§ Exercise task
Write out the material exactly, without any of its pictures.
------------------------------------------------------------
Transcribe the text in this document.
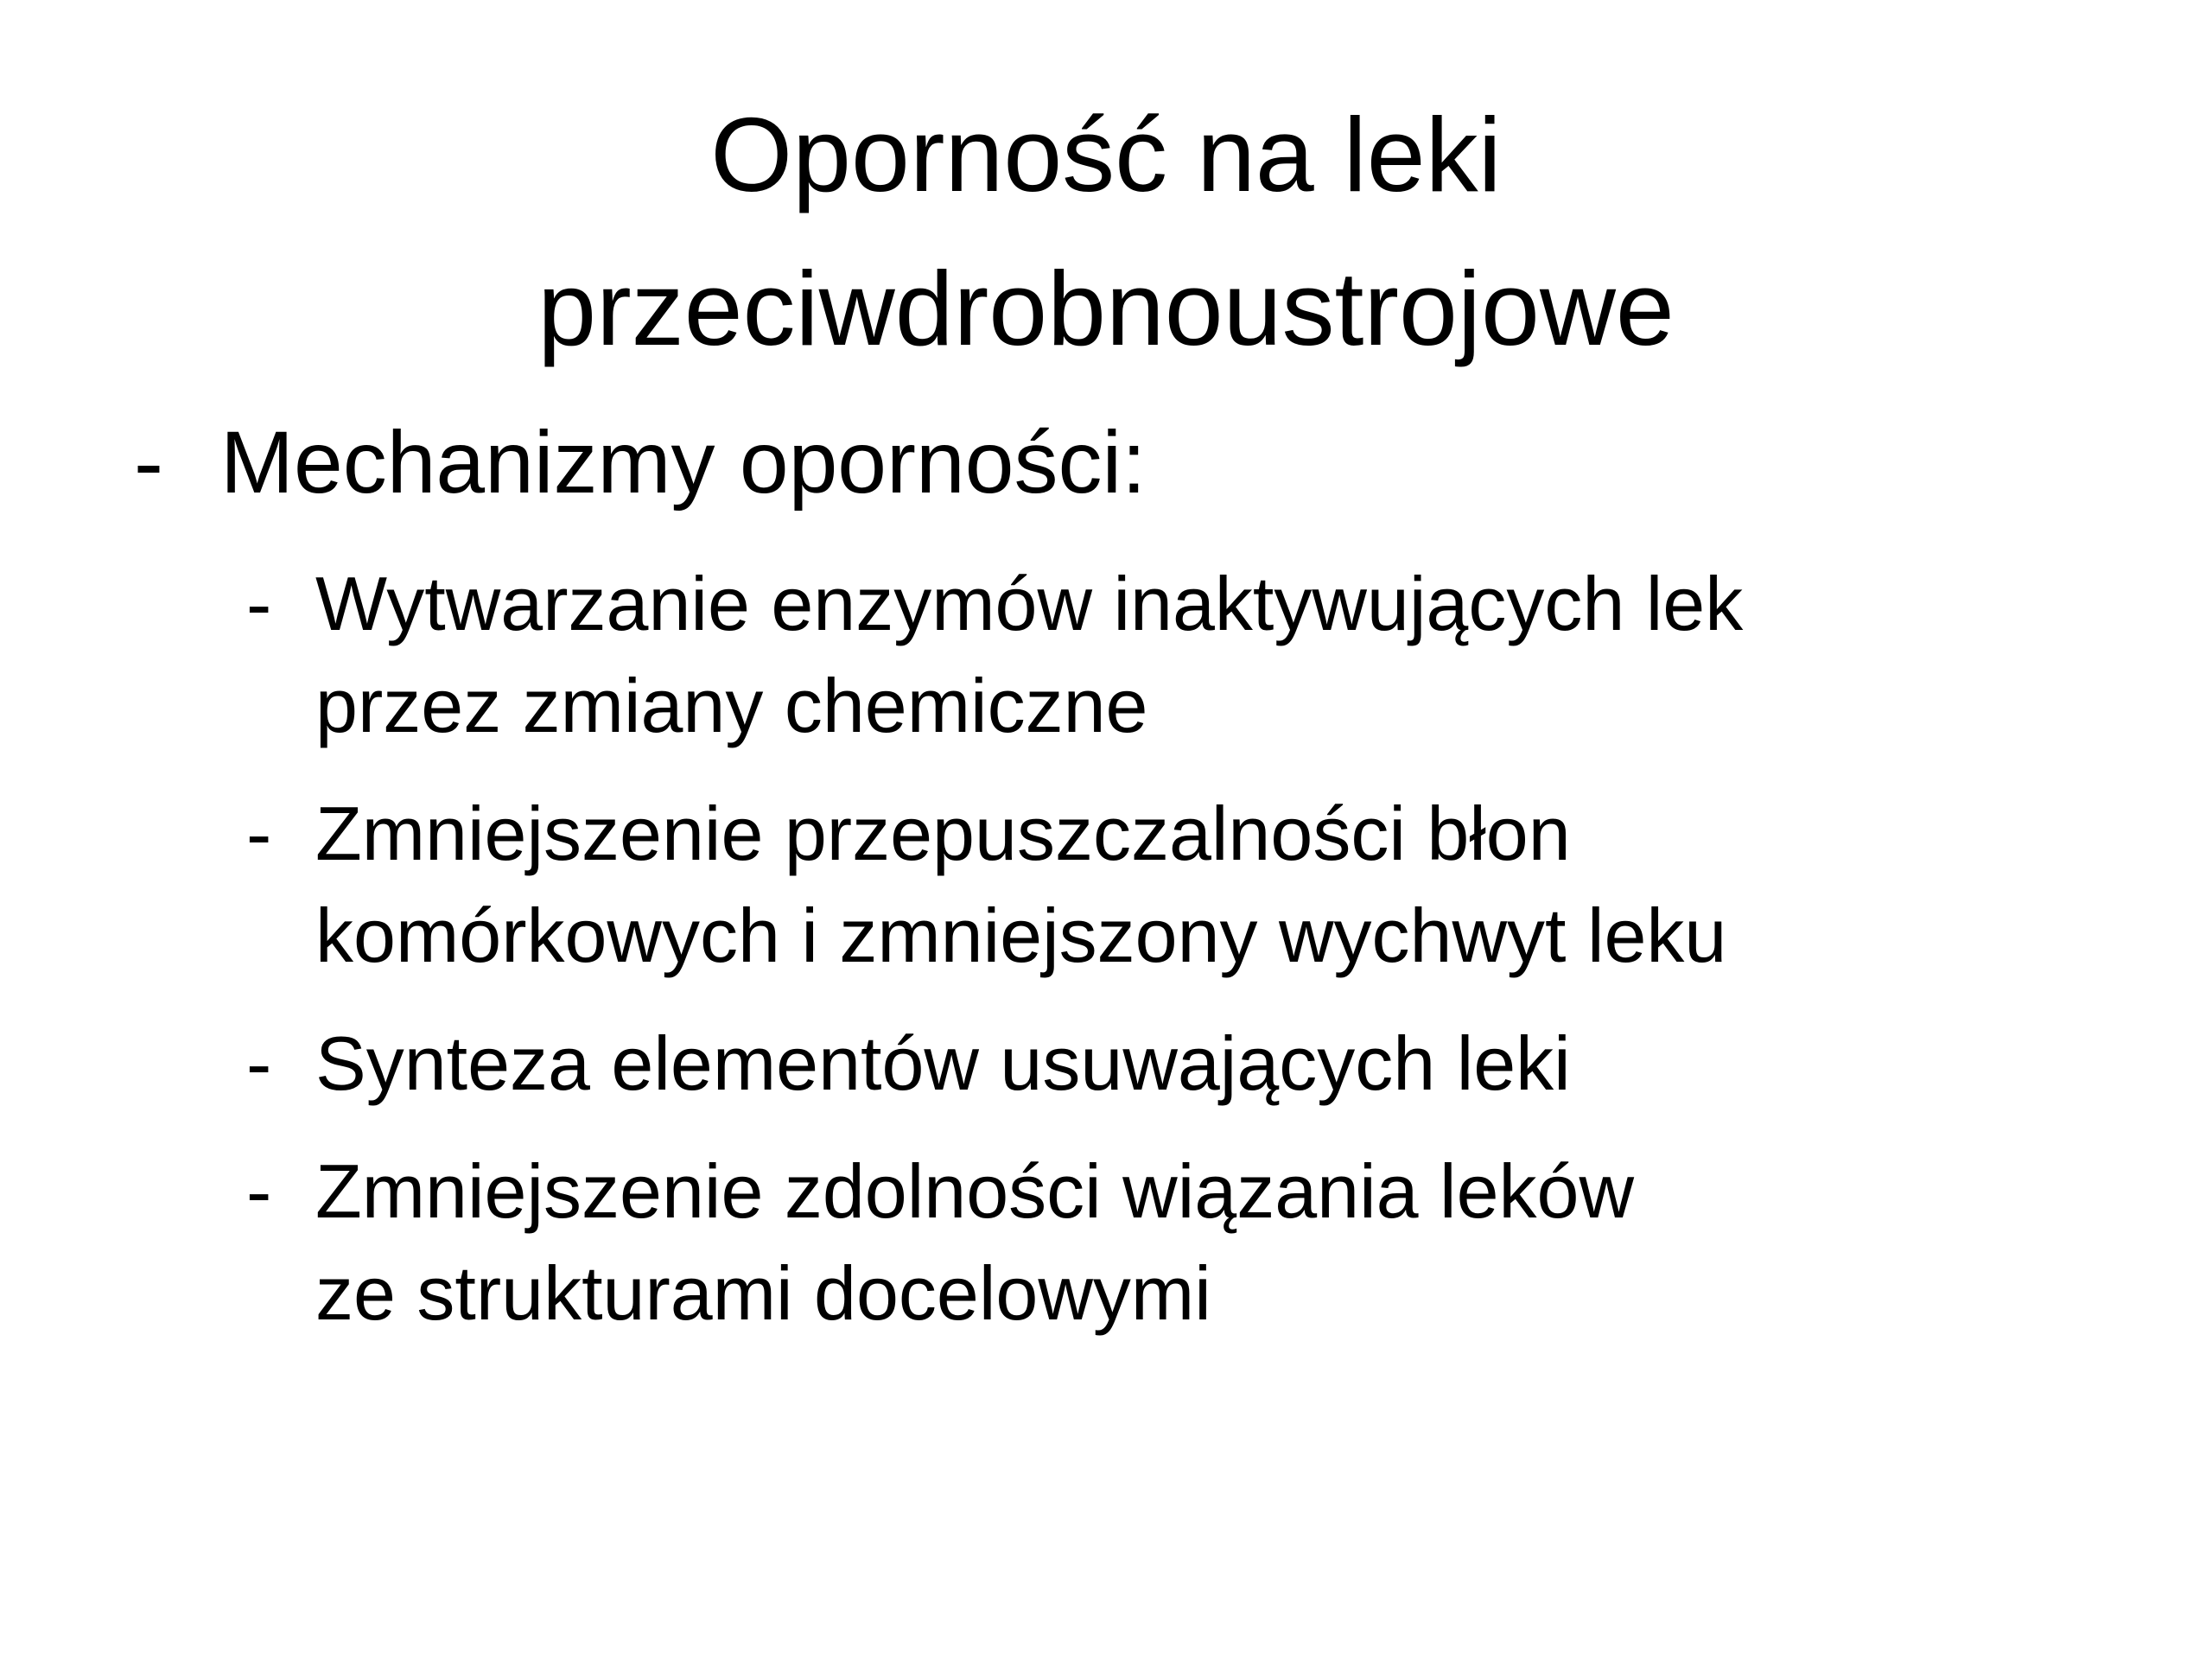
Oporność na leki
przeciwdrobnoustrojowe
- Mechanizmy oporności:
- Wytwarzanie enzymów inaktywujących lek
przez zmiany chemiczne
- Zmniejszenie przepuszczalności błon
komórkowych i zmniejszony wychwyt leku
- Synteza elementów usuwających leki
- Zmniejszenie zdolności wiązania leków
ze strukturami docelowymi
------------------------------------------------------------
§ Response
Transcribe the text in this document.
Oporność na leki
przeciwdrobnoustrojowe
- Mechanizmy oporności:
- Wytwarzanie enzymów inaktywujących lek
przez zmiany chemiczne
- Zmniejszenie przepuszczalności błon
komórkowych i zmniejszony wychwyt leku
- Synteza elementów usuwających leki
- Zmniejszenie zdolności wiązania leków
ze strukturami docelowymi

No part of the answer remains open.